- Written task -
Repeat each record exactly. Any picture gets left out.

- Record excerpts -

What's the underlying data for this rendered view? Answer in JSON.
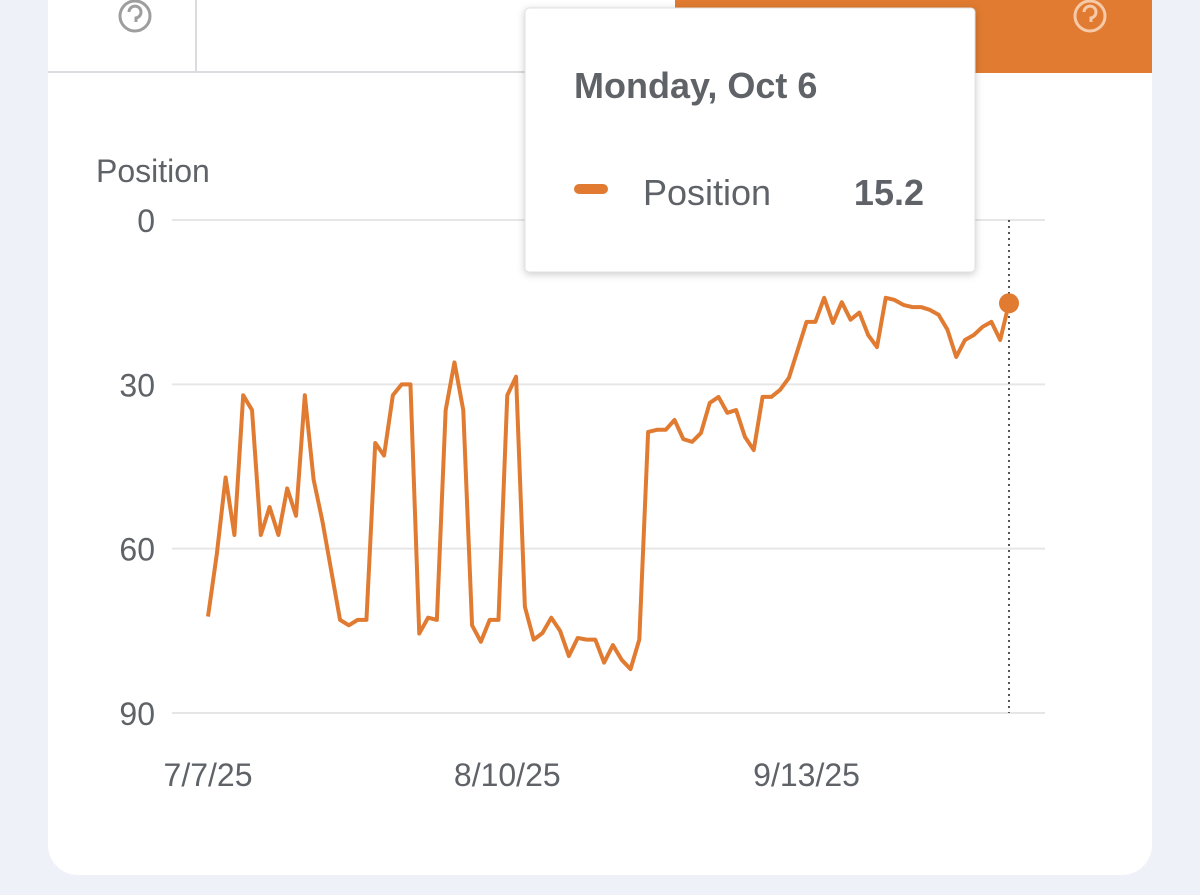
{
  "chart_data": {
    "type": "line",
    "ylabel": "Position",
    "tooltip_title": "Monday, Oct 6",
    "x": [
      "7/7/25",
      "7/8/25",
      "7/9/25",
      "7/10/25",
      "7/11/25",
      "7/12/25",
      "7/13/25",
      "7/14/25",
      "7/15/25",
      "7/16/25",
      "7/17/25",
      "7/18/25",
      "7/19/25",
      "7/20/25",
      "7/21/25",
      "7/22/25",
      "7/23/25",
      "7/24/25",
      "7/25/25",
      "7/26/25",
      "7/27/25",
      "7/28/25",
      "7/29/25",
      "7/30/25",
      "7/31/25",
      "8/1/25",
      "8/2/25",
      "8/3/25",
      "8/4/25",
      "8/5/25",
      "8/6/25",
      "8/7/25",
      "8/8/25",
      "8/9/25",
      "8/10/25",
      "8/11/25",
      "8/12/25",
      "8/13/25",
      "8/14/25",
      "8/15/25",
      "8/16/25",
      "8/17/25",
      "8/18/25",
      "8/19/25",
      "8/20/25",
      "8/21/25",
      "8/22/25",
      "8/23/25",
      "8/24/25",
      "8/25/25",
      "8/26/25",
      "8/27/25",
      "8/28/25",
      "8/29/25",
      "8/30/25",
      "8/31/25",
      "9/1/25",
      "9/2/25",
      "9/3/25",
      "9/4/25",
      "9/5/25",
      "9/6/25",
      "9/7/25",
      "9/8/25",
      "9/9/25",
      "9/10/25",
      "9/11/25",
      "9/12/25",
      "9/13/25",
      "9/14/25",
      "9/15/25",
      "9/16/25",
      "9/17/25",
      "9/18/25",
      "9/19/25",
      "9/20/25",
      "9/21/25",
      "9/22/25",
      "9/23/25",
      "9/24/25",
      "9/25/25",
      "9/26/25",
      "9/27/25",
      "9/28/25",
      "9/29/25",
      "9/30/25",
      "10/1/25",
      "10/2/25",
      "10/3/25",
      "10/4/25",
      "10/5/25",
      "10/6/25"
    ],
    "series": [
      {
        "name": "Position",
        "color": "#e07b31",
        "values": [
          72.4,
          61,
          47,
          57.5,
          32,
          34.7,
          57.5,
          52.4,
          57.5,
          49,
          54,
          32,
          47.4,
          55,
          64,
          73,
          74,
          73,
          73,
          40.7,
          43,
          32,
          30,
          30,
          75.5,
          72.6,
          73,
          34.7,
          26,
          34.7,
          74,
          77,
          73,
          73,
          32,
          28.6,
          70.6,
          76.6,
          75.4,
          72.6,
          75,
          79.6,
          76.3,
          76.6,
          76.6,
          80.8,
          77.6,
          80.3,
          82,
          76.6,
          38.7,
          38.3,
          38.3,
          36.5,
          40,
          40.5,
          38.9,
          33.4,
          32.3,
          35.2,
          34.7,
          39.6,
          42,
          32.3,
          32.3,
          31,
          28.8,
          23.7,
          18.6,
          18.6,
          14.2,
          18.8,
          15,
          18.2,
          16.9,
          21,
          23.2,
          14.2,
          14.6,
          15.5,
          15.9,
          15.9,
          16.4,
          17.3,
          20,
          25,
          21.9,
          21,
          19.5,
          18.6,
          21.9,
          15.2
        ]
      }
    ],
    "ylim": [
      0,
      90
    ],
    "yticks": [
      0,
      30,
      60,
      90
    ],
    "y_inverted": true,
    "grid": true,
    "xticks": [
      "7/7/25",
      "8/10/25",
      "9/13/25"
    ]
  }
}
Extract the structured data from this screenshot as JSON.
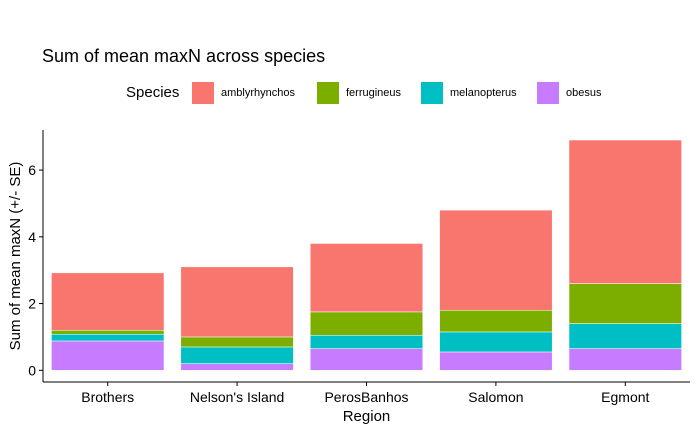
{
  "chart_data": {
    "type": "bar",
    "stacked": true,
    "title": "Sum of mean maxN across species",
    "xlabel": "Region",
    "ylabel": "Sum of mean maxN (+/- SE)",
    "ylim": [
      -0.35,
      7.2
    ],
    "yticks": [
      0,
      2,
      4,
      6
    ],
    "grid": false,
    "legend_position": "top",
    "legend_title": "Species",
    "categories": [
      "Brothers",
      "Nelson's Island",
      "PerosBanhos",
      "Salomon",
      "Egmont"
    ],
    "stack_order": [
      "obesus",
      "melanopterus",
      "ferrugineus",
      "amblyrhynchos"
    ],
    "series": [
      {
        "name": "amblyrhynchos",
        "color": "#F8766D",
        "values": [
          1.72,
          2.1,
          2.05,
          3.0,
          4.3
        ]
      },
      {
        "name": "ferrugineus",
        "color": "#7CAE00",
        "values": [
          0.12,
          0.3,
          0.7,
          0.65,
          1.2
        ]
      },
      {
        "name": "melanopterus",
        "color": "#00BFC4",
        "values": [
          0.2,
          0.5,
          0.4,
          0.6,
          0.75
        ]
      },
      {
        "name": "obesus",
        "color": "#C77CFF",
        "values": [
          0.88,
          0.2,
          0.65,
          0.55,
          0.65
        ]
      }
    ]
  }
}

- Expected answer -
What's the underlying data for this rendered view? Answer in JSON.
{
  "chart_data": {
    "type": "line",
    "ylabel": "Position",
    "tooltip_title": "Monday, Oct 6",
    "x": [
      "7/7/25",
      "7/8/25",
      "7/9/25",
      "7/10/25",
      "7/11/25",
      "7/12/25",
      "7/13/25",
      "7/14/25",
      "7/15/25",
      "7/16/25",
      "7/17/25",
      "7/18/25",
      "7/19/25",
      "7/20/25",
      "7/21/25",
      "7/22/25",
      "7/23/25",
      "7/24/25",
      "7/25/25",
      "7/26/25",
      "7/27/25",
      "7/28/25",
      "7/29/25",
      "7/30/25",
      "7/31/25",
      "8/1/25",
      "8/2/25",
      "8/3/25",
      "8/4/25",
      "8/5/25",
      "8/6/25",
      "8/7/25",
      "8/8/25",
      "8/9/25",
      "8/10/25",
      "8/11/25",
      "8/12/25",
      "8/13/25",
      "8/14/25",
      "8/15/25",
      "8/16/25",
      "8/17/25",
      "8/18/25",
      "8/19/25",
      "8/20/25",
      "8/21/25",
      "8/22/25",
      "8/23/25",
      "8/24/25",
      "8/25/25",
      "8/26/25",
      "8/27/25",
      "8/28/25",
      "8/29/25",
      "8/30/25",
      "8/31/25",
      "9/1/25",
      "9/2/25",
      "9/3/25",
      "9/4/25",
      "9/5/25",
      "9/6/25",
      "9/7/25",
      "9/8/25",
      "9/9/25",
      "9/10/25",
      "9/11/25",
      "9/12/25",
      "9/13/25",
      "9/14/25",
      "9/15/25",
      "9/16/25",
      "9/17/25",
      "9/18/25",
      "9/19/25",
      "9/20/25",
      "9/21/25",
      "9/22/25",
      "9/23/25",
      "9/24/25",
      "9/25/25",
      "9/26/25",
      "9/27/25",
      "9/28/25",
      "9/29/25",
      "9/30/25",
      "10/1/25",
      "10/2/25",
      "10/3/25",
      "10/4/25",
      "10/5/25",
      "10/6/25"
    ],
    "series": [
      {
        "name": "Position",
        "color": "#e07b31",
        "values": [
          72.4,
          61,
          47,
          57.5,
          32,
          34.7,
          57.5,
          52.4,
          57.5,
          49,
          54,
          32,
          47.4,
          55,
          64,
          73,
          74,
          73,
          73,
          40.7,
          43,
          32,
          30,
          30,
          75.5,
          72.6,
          73,
          34.7,
          26,
          34.7,
          74,
          77,
          73,
          73,
          32,
          28.6,
          70.6,
          76.6,
          75.4,
          72.6,
          75,
          79.6,
          76.3,
          76.6,
          76.6,
          80.8,
          77.6,
          80.3,
          82,
          76.6,
          38.7,
          38.3,
          38.3,
          36.5,
          40,
          40.5,
          38.9,
          33.4,
          32.3,
          35.2,
          34.7,
          39.6,
          42,
          32.3,
          32.3,
          31,
          28.8,
          23.7,
          18.6,
          18.6,
          14.2,
          18.8,
          15,
          18.2,
          16.9,
          21,
          23.2,
          14.2,
          14.6,
          15.5,
          15.9,
          15.9,
          16.4,
          17.3,
          20,
          25,
          21.9,
          21,
          19.5,
          18.6,
          21.9,
          15.2
        ]
      }
    ],
    "ylim": [
      0,
      90
    ],
    "yticks": [
      0,
      30,
      60,
      90
    ],
    "y_inverted": true,
    "grid": true,
    "xticks": [
      "7/7/25",
      "8/10/25",
      "9/13/25"
    ]
  }
}
Extract the structured data from this screenshot as JSON.
{
  "chart_data": {
    "type": "bar",
    "stacked": true,
    "title": "Sum of mean maxN across species",
    "xlabel": "Region",
    "ylabel": "Sum of mean maxN (+/- SE)",
    "ylim": [
      -0.35,
      7.2
    ],
    "yticks": [
      0,
      2,
      4,
      6
    ],
    "grid": false,
    "legend_position": "top",
    "legend_title": "Species",
    "categories": [
      "Brothers",
      "Nelson's Island",
      "PerosBanhos",
      "Salomon",
      "Egmont"
    ],
    "stack_order": [
      "obesus",
      "melanopterus",
      "ferrugineus",
      "amblyrhynchos"
    ],
    "series": [
      {
        "name": "amblyrhynchos",
        "color": "#F8766D",
        "values": [
          1.72,
          2.1,
          2.05,
          3.0,
          4.3
        ]
      },
      {
        "name": "ferrugineus",
        "color": "#7CAE00",
        "values": [
          0.12,
          0.3,
          0.7,
          0.65,
          1.2
        ]
      },
      {
        "name": "melanopterus",
        "color": "#00BFC4",
        "values": [
          0.2,
          0.5,
          0.4,
          0.6,
          0.75
        ]
      },
      {
        "name": "obesus",
        "color": "#C77CFF",
        "values": [
          0.88,
          0.2,
          0.65,
          0.55,
          0.65
        ]
      }
    ]
  }
}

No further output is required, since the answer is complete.